Input data.
========================================
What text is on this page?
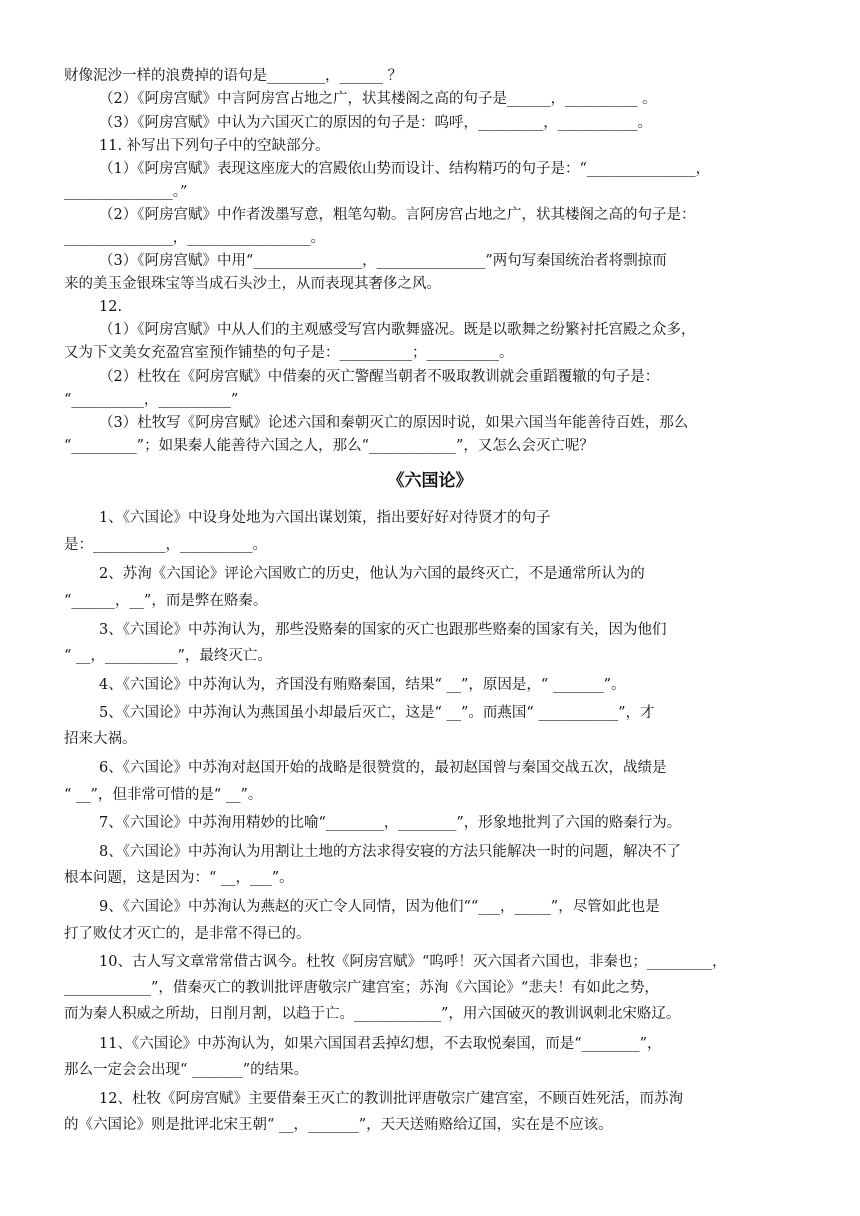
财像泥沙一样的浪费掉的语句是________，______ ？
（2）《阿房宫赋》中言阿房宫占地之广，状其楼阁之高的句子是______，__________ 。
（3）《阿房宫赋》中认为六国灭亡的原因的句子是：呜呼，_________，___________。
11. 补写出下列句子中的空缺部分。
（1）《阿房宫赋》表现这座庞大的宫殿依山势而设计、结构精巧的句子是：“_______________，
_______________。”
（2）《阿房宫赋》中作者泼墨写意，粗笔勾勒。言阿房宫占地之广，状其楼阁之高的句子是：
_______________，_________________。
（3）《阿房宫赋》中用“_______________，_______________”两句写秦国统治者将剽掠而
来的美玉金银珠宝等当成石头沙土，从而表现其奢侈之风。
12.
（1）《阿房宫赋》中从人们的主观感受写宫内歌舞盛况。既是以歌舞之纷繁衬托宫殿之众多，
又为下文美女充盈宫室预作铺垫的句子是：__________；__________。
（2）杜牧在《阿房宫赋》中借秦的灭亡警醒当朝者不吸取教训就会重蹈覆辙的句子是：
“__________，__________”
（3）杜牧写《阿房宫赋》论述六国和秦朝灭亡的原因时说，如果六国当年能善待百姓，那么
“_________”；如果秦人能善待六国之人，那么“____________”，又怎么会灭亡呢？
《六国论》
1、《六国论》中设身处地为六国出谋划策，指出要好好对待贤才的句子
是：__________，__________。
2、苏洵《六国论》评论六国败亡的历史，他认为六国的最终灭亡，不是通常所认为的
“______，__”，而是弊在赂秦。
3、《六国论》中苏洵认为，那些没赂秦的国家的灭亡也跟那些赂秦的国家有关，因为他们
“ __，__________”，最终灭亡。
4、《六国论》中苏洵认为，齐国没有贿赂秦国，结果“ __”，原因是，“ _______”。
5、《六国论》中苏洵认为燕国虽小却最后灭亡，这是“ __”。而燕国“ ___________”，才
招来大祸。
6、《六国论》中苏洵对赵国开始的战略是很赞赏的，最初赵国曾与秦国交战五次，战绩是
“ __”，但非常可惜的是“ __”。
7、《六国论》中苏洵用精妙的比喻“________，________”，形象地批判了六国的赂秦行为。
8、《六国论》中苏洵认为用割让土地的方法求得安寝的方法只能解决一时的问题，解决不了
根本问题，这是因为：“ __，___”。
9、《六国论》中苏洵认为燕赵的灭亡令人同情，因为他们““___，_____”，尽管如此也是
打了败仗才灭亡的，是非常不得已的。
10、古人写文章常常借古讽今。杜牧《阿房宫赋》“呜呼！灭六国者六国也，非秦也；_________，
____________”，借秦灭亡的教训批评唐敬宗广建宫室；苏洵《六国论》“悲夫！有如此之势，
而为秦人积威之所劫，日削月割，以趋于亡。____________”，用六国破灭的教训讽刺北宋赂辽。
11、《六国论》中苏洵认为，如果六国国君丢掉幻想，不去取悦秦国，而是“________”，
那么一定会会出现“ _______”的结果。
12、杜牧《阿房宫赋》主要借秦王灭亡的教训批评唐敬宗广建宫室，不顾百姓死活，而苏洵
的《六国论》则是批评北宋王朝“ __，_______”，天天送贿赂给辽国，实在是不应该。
========================================
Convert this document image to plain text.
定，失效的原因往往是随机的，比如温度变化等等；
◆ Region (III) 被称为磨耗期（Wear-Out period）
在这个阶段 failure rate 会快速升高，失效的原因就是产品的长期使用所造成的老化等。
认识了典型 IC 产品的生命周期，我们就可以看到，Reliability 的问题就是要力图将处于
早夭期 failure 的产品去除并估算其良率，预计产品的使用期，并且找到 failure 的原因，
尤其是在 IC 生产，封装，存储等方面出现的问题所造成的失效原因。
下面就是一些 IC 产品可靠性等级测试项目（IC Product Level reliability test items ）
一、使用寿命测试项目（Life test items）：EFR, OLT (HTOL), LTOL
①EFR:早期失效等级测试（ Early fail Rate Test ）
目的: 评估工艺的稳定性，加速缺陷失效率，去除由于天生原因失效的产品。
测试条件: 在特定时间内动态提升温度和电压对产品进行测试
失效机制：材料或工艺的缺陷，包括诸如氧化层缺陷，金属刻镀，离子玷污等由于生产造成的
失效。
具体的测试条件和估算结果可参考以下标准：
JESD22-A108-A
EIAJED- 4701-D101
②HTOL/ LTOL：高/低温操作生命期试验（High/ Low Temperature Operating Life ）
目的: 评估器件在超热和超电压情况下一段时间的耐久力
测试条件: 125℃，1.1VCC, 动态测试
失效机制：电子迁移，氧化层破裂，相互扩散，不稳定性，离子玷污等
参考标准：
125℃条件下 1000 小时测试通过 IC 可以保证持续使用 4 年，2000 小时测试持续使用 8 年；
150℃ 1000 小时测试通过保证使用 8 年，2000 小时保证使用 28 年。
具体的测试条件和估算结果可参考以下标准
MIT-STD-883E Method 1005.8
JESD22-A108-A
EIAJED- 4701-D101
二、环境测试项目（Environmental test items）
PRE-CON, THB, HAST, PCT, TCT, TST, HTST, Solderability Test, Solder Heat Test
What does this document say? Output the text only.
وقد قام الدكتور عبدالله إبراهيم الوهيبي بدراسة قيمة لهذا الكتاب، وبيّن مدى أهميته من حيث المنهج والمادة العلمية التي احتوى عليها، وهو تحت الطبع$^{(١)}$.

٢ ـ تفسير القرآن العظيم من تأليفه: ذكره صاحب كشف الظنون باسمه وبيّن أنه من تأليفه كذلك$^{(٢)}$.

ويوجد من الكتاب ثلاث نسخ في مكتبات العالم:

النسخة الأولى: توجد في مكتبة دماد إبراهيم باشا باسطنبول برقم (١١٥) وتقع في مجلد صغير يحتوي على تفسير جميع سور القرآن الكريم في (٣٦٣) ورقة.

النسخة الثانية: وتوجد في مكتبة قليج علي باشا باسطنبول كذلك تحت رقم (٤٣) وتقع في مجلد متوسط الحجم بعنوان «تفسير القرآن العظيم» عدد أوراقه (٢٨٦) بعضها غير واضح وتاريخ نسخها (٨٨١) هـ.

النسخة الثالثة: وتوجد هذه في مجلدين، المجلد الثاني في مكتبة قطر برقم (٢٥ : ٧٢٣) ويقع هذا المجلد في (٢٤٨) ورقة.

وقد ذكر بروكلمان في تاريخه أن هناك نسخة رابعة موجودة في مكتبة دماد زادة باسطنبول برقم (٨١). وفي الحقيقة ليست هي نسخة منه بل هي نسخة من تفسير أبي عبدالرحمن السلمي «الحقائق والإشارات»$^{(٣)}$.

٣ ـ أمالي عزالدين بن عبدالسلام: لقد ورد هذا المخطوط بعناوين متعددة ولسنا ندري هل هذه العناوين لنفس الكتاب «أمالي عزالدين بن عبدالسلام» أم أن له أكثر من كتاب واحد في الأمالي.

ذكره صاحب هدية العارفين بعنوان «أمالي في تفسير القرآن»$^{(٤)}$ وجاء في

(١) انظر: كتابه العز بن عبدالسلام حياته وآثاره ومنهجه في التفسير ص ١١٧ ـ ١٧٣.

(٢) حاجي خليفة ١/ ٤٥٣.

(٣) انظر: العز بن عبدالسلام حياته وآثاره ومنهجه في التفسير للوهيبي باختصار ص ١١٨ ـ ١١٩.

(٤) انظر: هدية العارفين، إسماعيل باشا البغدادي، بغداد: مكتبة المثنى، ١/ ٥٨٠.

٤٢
========================================
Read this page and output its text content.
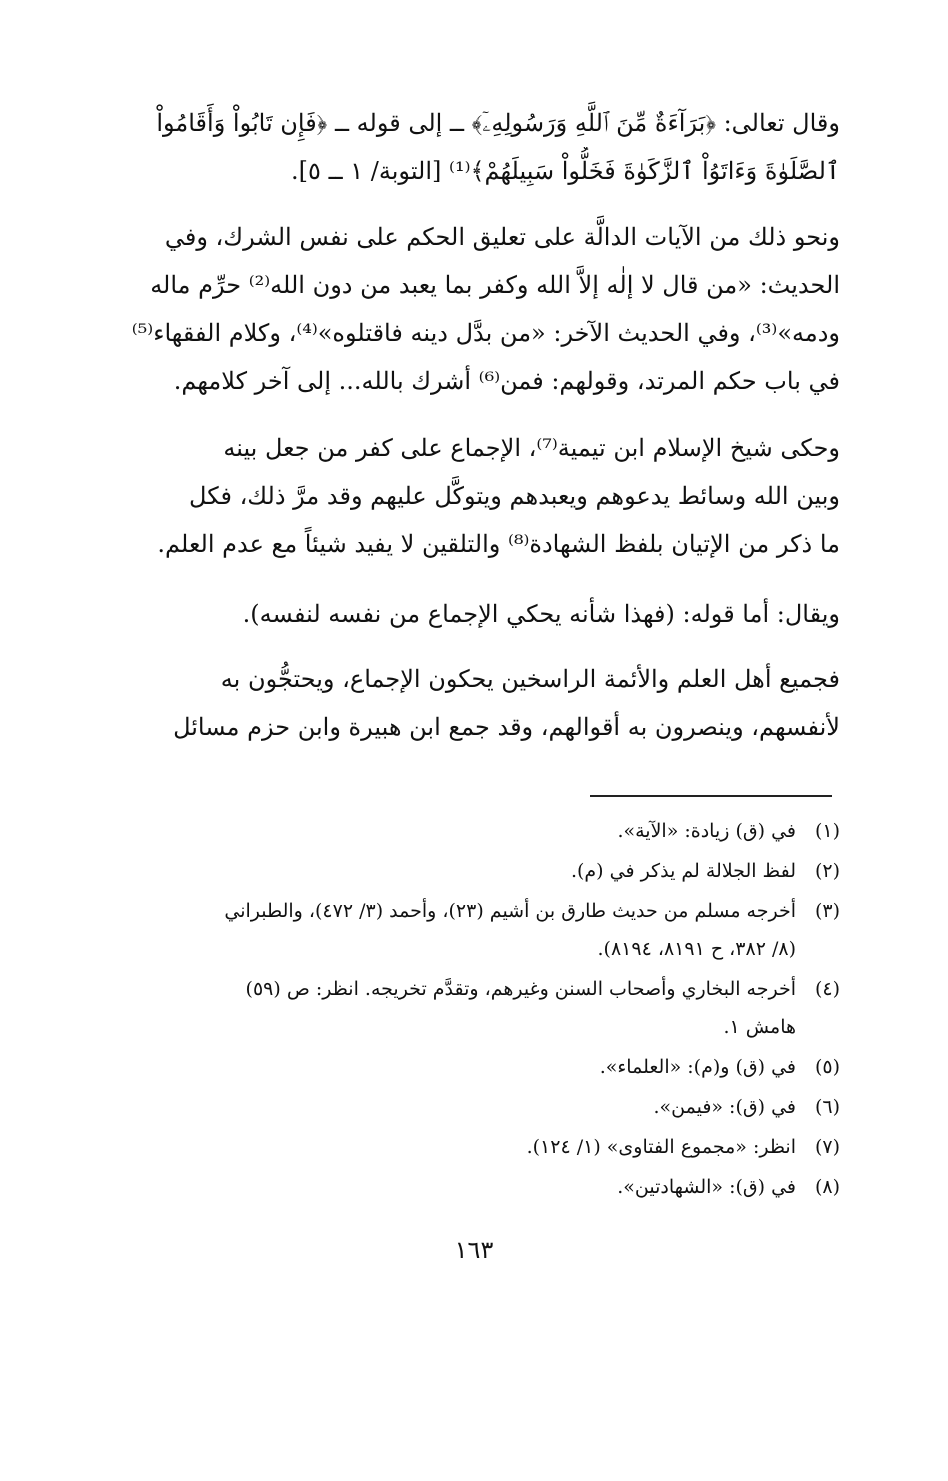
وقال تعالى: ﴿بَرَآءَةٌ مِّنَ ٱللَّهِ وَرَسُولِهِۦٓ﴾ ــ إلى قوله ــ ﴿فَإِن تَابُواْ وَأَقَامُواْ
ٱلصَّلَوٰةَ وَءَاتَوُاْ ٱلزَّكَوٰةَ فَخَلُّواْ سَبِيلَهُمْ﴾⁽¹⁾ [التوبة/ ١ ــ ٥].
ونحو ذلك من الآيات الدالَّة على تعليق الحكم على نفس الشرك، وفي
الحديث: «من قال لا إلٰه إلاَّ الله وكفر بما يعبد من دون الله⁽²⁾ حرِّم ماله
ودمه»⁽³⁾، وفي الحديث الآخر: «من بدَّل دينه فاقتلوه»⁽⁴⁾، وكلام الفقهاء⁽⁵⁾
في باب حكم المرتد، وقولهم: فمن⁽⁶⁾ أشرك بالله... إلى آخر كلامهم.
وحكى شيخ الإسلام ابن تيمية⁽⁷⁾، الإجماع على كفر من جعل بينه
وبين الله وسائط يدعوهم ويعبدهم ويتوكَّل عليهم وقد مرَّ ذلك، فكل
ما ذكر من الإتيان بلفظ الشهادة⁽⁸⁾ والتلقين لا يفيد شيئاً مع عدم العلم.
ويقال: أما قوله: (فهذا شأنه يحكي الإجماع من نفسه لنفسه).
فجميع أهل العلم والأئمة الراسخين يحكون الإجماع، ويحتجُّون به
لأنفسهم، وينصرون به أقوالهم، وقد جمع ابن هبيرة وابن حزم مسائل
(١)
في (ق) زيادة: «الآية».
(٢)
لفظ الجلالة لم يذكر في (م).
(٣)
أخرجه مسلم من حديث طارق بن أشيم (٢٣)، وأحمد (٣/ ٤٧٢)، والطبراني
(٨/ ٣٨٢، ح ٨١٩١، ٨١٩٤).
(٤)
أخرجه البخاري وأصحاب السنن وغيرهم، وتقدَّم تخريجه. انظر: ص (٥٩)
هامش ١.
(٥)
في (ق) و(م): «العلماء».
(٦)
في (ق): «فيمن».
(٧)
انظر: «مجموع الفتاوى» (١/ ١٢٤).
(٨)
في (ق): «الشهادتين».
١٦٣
========================================
Problem details.
Only the number is wanted: how many lines in the entries above contain the string "الإجماع"?

Written solution.
3